start Data supplied

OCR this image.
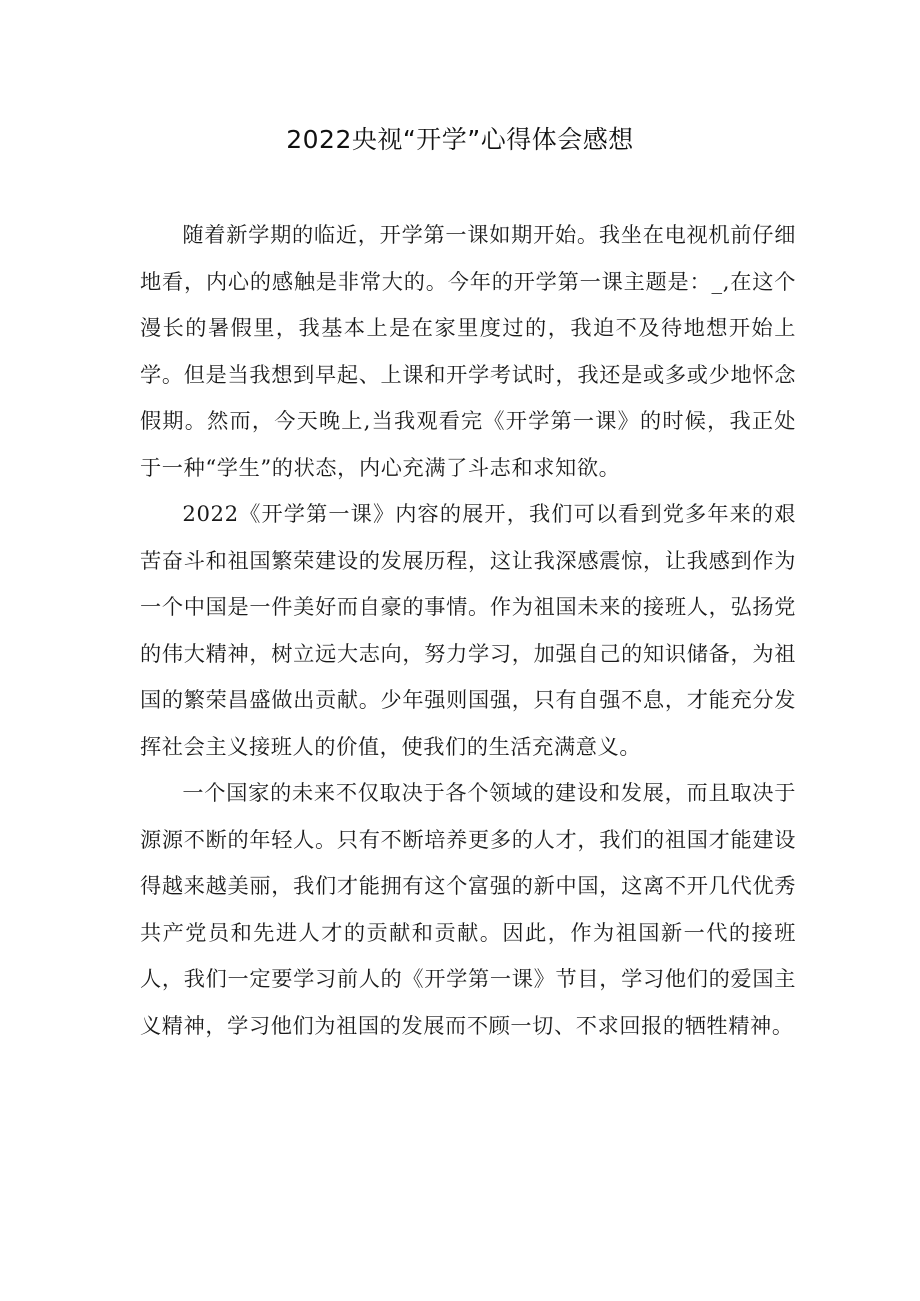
2022央视“开学”心得体会感想

随着新学期的临近，开学第一课如期开始。我坐在电视机前仔细地看，内心的感触是非常大的。今年的开学第一课主题是：_,在这个漫长的暑假里，我基本上是在家里度过的，我迫不及待地想开始上学。但是当我想到早起、上课和开学考试时，我还是或多或少地怀念假期。然而，今天晚上,当我观看完《开学第一课》的时候，我正处于一种“学生”的状态，内心充满了斗志和求知欲。

2022《开学第一课》内容的展开，我们可以看到党多年来的艰苦奋斗和祖国繁荣建设的发展历程，这让我深感震惊，让我感到作为一个中国是一件美好而自豪的事情。作为祖国未来的接班人，弘扬党的伟大精神，树立远大志向，努力学习，加强自己的知识储备，为祖国的繁荣昌盛做出贡献。少年强则国强，只有自强不息，才能充分发挥社会主义接班人的价值，使我们的生活充满意义。

一个国家的未来不仅取决于各个领域的建设和发展，而且取决于源源不断的年轻人。只有不断培养更多的人才，我们的祖国才能建设得越来越美丽，我们才能拥有这个富强的新中国，这离不开几代优秀共产党员和先进人才的贡献和贡献。因此，作为祖国新一代的接班人，我们一定要学习前人的《开学第一课》节目，学习他们的爱国主义精神，学习他们为祖国的发展而不顾一切、不求回报的牺牲精神。
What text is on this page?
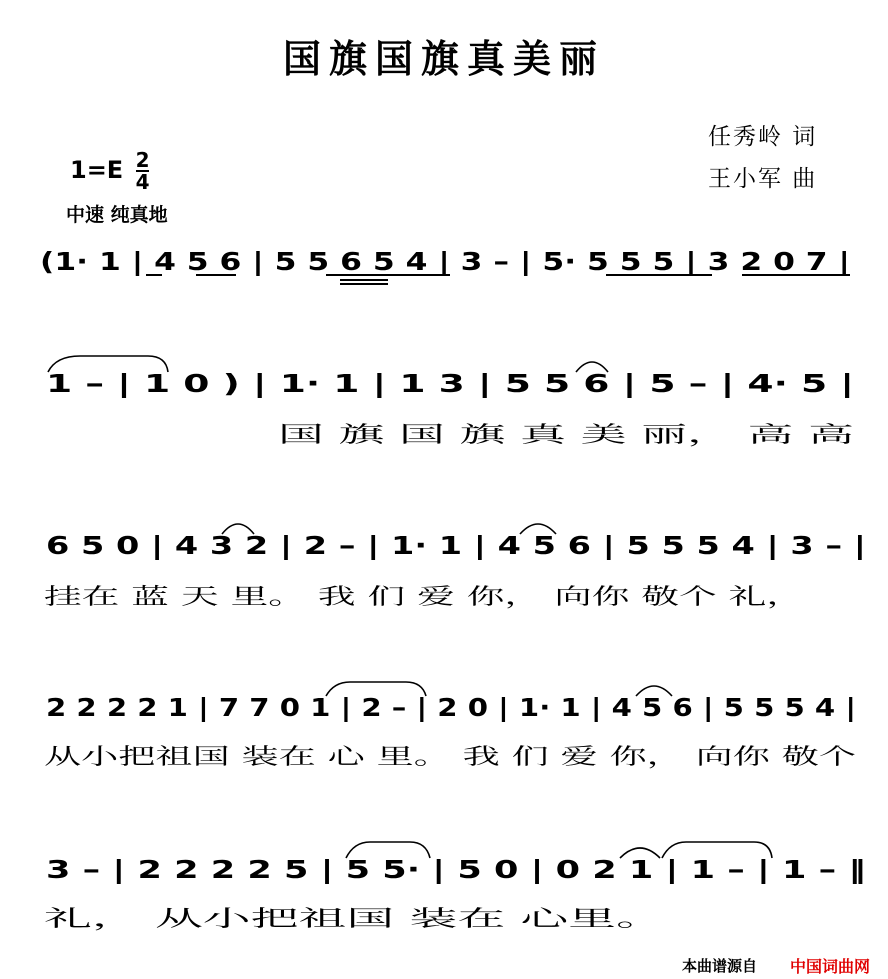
国旗国旗真美丽
任秀岭 词
王小军 曲
$1=E \frac{2}{4}$
中速 纯真地
(1· 1 | 4 5 6 | 5 5 6 5 4 | 3 – | 5· 5 5 5 | 3 2 0 7 |
1 – | 1 0 ) | 1· 1 | 1 3 | 5 5 6 | 5 – | 4· 5 |
国 旗 国 旗 真 美 丽， 高 高
6 5 0 | 4 3 2 | 2 – | 1· 1 | 4 5 6 | 5 5 5 4 | 3 – |
挂在 蓝 天 里。 我 们 爱 你， 向你 敬个 礼，
2 2 2 2 1 | 7 7 0 1 | 2 – | 2 0 | 1· 1 | 4 5 6 | 5 5 5 4 |
从小把祖国 装在 心 里。 我 们 爱 你， 向你 敬个
3 – | 2 2 2 2 5 | 5 5· | 5 0 | 0 2 1 | 1 – | 1 – ‖
礼， 从小把祖国 装在 心里。
本曲谱源自 中国词曲网
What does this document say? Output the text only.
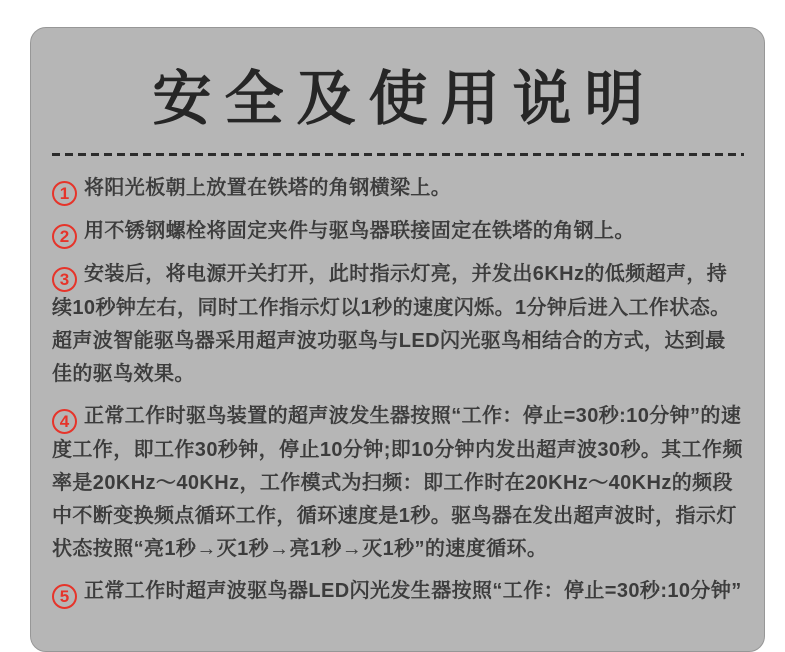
安全及使用说明
1 将阳光板朝上放置在铁塔的角钢横梁上。
2 用不锈钢螺栓将固定夹件与驱鸟器联接固定在铁塔的角钢上。
3 安装后，将电源开关打开，此时指示灯亮，并发出6KHz的低频超声，持续10秒钟左右，同时工作指示灯以1秒的速度闪烁。1分钟后进入工作状态。超声波智能驱鸟器采用超声波功驱鸟与LED闪光驱鸟相结合的方式，达到最佳的驱鸟效果。
4 正常工作时驱鸟装置的超声波发生器按照“工作：停止=30秒:10分钟”的速度工作，即工作30秒钟，停止10分钟;即10分钟内发出超声波30秒。其工作频率是20KHz～40KHz，工作模式为扫频：即工作时在20KHz～40KHz的频段中不断变换频点循环工作，循环速度是1秒。驱鸟器在发出超声波时，指示灯状态按照“亮1秒→灭1秒→亮1秒→灭1秒”的速度循环。
5 正常工作时超声波驱鸟器LED闪光发生器按照“工作：停止=30秒:10分钟”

end Data supplied

* Job *
Identify the lines of the data that contain the word "开学第一课". Copy each of them.

* Full answer *
随着新学期的临近，开学第一课如期开始。我坐在电视机前仔细地看，内心的感触是非常大的。今年的开学第一课主题是：_,在这个漫长的暑假里，我基本上是在家里度过的，我迫不及待地想开始上学。但是当我想到早起、上课和开学考试时，我还是或多或少地怀念假期。然而，今天晚上,当我观看完《开学第一课》的时候，我正处于一种“学生”的状态，内心充满了斗志和求知欲。
2022《开学第一课》内容的展开，我们可以看到党多年来的艰苦奋斗和祖国繁荣建设的发展历程，这让我深感震惊，让我感到作为一个中国是一件美好而自豪的事情。作为祖国未来的接班人，弘扬党的伟大精神，树立远大志向，努力学习，加强自己的知识储备，为祖国的繁荣昌盛做出贡献。少年强则国强，只有自强不息，才能充分发挥社会主义接班人的价值，使我们的生活充满意义。
一个国家的未来不仅取决于各个领域的建设和发展，而且取决于源源不断的年轻人。只有不断培养更多的人才，我们的祖国才能建设得越来越美丽，我们才能拥有这个富强的新中国，这离不开几代优秀共产党员和先进人才的贡献和贡献。因此，作为祖国新一代的接班人，我们一定要学习前人的《开学第一课》节目，学习他们的爱国主义精神，学习他们为祖国的发展而不顾一切、不求回报的牺牲精神。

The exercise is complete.